Exercise directions: Write out the whole of the material exactly.
···
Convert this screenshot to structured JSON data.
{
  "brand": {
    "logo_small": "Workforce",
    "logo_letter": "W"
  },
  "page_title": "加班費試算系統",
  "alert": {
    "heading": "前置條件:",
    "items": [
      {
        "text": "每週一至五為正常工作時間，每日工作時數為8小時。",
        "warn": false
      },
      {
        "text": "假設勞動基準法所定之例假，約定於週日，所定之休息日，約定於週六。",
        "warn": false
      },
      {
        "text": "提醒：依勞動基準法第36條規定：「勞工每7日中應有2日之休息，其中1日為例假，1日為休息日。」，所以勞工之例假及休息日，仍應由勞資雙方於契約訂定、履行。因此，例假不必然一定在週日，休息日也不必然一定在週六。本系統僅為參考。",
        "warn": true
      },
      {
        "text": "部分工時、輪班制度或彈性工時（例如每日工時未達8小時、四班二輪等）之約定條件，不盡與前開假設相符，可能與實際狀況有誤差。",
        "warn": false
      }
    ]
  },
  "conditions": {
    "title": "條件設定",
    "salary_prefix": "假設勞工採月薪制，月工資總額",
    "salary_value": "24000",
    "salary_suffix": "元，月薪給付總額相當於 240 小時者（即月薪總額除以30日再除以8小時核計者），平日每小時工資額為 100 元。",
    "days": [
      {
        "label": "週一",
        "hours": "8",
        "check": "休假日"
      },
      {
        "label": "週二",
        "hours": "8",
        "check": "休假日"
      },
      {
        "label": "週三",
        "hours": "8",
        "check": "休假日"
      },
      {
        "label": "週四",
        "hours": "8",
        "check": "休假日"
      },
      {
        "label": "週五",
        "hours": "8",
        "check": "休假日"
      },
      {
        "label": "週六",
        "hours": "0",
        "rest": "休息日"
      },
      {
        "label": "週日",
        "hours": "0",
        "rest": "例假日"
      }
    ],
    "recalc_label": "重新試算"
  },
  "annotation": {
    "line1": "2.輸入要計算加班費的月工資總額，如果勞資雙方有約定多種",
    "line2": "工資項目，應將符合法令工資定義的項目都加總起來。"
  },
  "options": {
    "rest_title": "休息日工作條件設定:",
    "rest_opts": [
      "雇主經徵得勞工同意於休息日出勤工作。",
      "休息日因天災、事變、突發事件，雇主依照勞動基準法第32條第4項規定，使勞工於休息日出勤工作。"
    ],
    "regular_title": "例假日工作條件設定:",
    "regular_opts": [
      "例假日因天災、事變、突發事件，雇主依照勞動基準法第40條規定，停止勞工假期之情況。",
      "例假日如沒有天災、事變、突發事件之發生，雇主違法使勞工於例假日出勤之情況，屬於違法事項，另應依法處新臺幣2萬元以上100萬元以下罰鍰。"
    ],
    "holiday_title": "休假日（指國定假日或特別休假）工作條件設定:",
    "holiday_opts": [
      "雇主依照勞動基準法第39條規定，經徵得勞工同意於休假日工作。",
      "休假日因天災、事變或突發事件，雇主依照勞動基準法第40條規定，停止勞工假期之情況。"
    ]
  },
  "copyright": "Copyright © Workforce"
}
···
Task answer:
Convert this screenshot to structured JSON data.
{
  "brand": {
    "logo_small": "Workforce",
    "logo_letter": "W"
  },
  "page_title": "加班費試算系統",
  "alert": {
    "heading": "前置條件:",
    "items": [
      {
        "text": "每週一至五為正常工作時間，每日工作時數為8小時。",
        "warn": false
      },
      {
        "text": "假設勞動基準法所定之例假，約定於週日，所定之休息日，約定於週六。",
        "warn": false
      },
      {
        "text": "提醒：依勞動基準法第36條規定：「勞工每7日中應有2日之休息，其中1日為例假，1日為休息日。」，所以勞工之例假及休息日，仍應由勞資雙方於契約訂定、履行。因此，例假不必然一定在週日，休息日也不必然一定在週六。本系統僅為參考。",
        "warn": true
      },
      {
        "text": "部分工時、輪班制度或彈性工時（例如每日工時未達8小時、四班二輪等）之約定條件，不盡與前開假設相符，可能與實際狀況有誤差。",
        "warn": false
      }
    ]
  },
  "conditions": {
    "title": "條件設定",
    "salary_prefix": "假設勞工採月薪制，月工資總額",
    "salary_value": "24000",
    "salary_suffix": "元，月薪給付總額相當於 240 小時者（即月薪總額除以30日再除以8小時核計者），平日每小時工資額為 100 元。",
    "days": [
      {
        "label": "週一",
        "hours": "8",
        "check": "休假日"
      },
      {
        "label": "週二",
        "hours": "8",
        "check": "休假日"
      },
      {
        "label": "週三",
        "hours": "8",
        "check": "休假日"
      },
      {
        "label": "週四",
        "hours": "8",
        "check": "休假日"
      },
      {
        "label": "週五",
        "hours": "8",
        "check": "休假日"
      },
      {
        "label": "週六",
        "hours": "0",
        "rest": "休息日"
      },
      {
        "label": "週日",
        "hours": "0",
        "rest": "例假日"
      }
    ],
    "recalc_label": "重新試算"
  },
  "annotation": {
    "line1": "2.輸入要計算加班費的月工資總額，如果勞資雙方有約定多種",
    "line2": "工資項目，應將符合法令工資定義的項目都加總起來。"
  },
  "options": {
    "rest_title": "休息日工作條件設定:",
    "rest_opts": [
      "雇主經徵得勞工同意於休息日出勤工作。",
      "休息日因天災、事變、突發事件，雇主依照勞動基準法第32條第4項規定，使勞工於休息日出勤工作。"
    ],
    "regular_title": "例假日工作條件設定:",
    "regular_opts": [
      "例假日因天災、事變、突發事件，雇主依照勞動基準法第40條規定，停止勞工假期之情況。",
      "例假日如沒有天災、事變、突發事件之發生，雇主違法使勞工於例假日出勤之情況，屬於違法事項，另應依法處新臺幣2萬元以上100萬元以下罰鍰。"
    ],
    "holiday_title": "休假日（指國定假日或特別休假）工作條件設定:",
    "holiday_opts": [
      "雇主依照勞動基準法第39條規定，經徵得勞工同意於休假日工作。",
      "休假日因天災、事變或突發事件，雇主依照勞動基準法第40條規定，停止勞工假期之情況。"
    ]
  },
  "copyright": "Copyright © Workforce"
}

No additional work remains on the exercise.